Task instructions
Return each line of the listing below, unchanged, and omit the images.
═══ Records supplied
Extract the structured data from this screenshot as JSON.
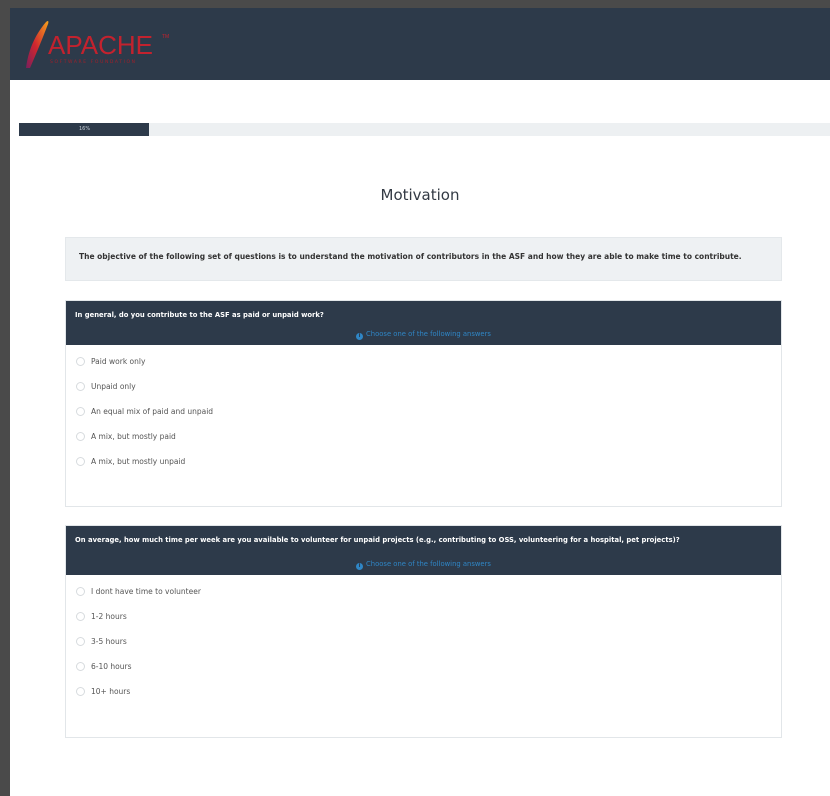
{
  "header": {
    "logo_text": "APACHE",
    "logo_subtext": "SOFTWARE FOUNDATION",
    "logo_tm": "TM",
    "colors": {
      "bar": "#2d3a4a",
      "logo": "#c3222e"
    }
  },
  "progress": {
    "percent": 16,
    "label": "16%"
  },
  "group": {
    "title": "Motivation",
    "description": "The objective of the following set of questions is to understand the motivation of contributors in the ASF and how they are able to make time to contribute."
  },
  "questions": [
    {
      "text": "In general, do you contribute to the ASF as paid or unpaid work?",
      "help": "Choose one of the following answers",
      "answers": [
        "Paid work only",
        "Unpaid only",
        "An equal mix of paid and unpaid",
        "A mix, but mostly paid",
        "A mix, but mostly unpaid"
      ]
    },
    {
      "text": "On average, how much time per week are you available to volunteer for unpaid projects (e.g., contributing to OSS, volunteering for a hospital, pet projects)?",
      "help": "Choose one of the following answers",
      "answers": [
        "I dont have time to volunteer",
        "1-2 hours",
        "3-5 hours",
        "6-10 hours",
        "10+ hours"
      ]
    }
  ],
  "icons": {
    "info": "info-circle-icon",
    "logo": "apache-feather-icon"
  }
}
══════
The answer
Extract the structured data from this screenshot as JSON.
{
  "header": {
    "logo_text": "APACHE",
    "logo_subtext": "SOFTWARE FOUNDATION",
    "logo_tm": "TM",
    "colors": {
      "bar": "#2d3a4a",
      "logo": "#c3222e"
    }
  },
  "progress": {
    "percent": 16,
    "label": "16%"
  },
  "group": {
    "title": "Motivation",
    "description": "The objective of the following set of questions is to understand the motivation of contributors in the ASF and how they are able to make time to contribute."
  },
  "questions": [
    {
      "text": "In general, do you contribute to the ASF as paid or unpaid work?",
      "help": "Choose one of the following answers",
      "answers": [
        "Paid work only",
        "Unpaid only",
        "An equal mix of paid and unpaid",
        "A mix, but mostly paid",
        "A mix, but mostly unpaid"
      ]
    },
    {
      "text": "On average, how much time per week are you available to volunteer for unpaid projects (e.g., contributing to OSS, volunteering for a hospital, pet projects)?",
      "help": "Choose one of the following answers",
      "answers": [
        "I dont have time to volunteer",
        "1-2 hours",
        "3-5 hours",
        "6-10 hours",
        "10+ hours"
      ]
    }
  ],
  "icons": {
    "info": "info-circle-icon",
    "logo": "apache-feather-icon"
  }
}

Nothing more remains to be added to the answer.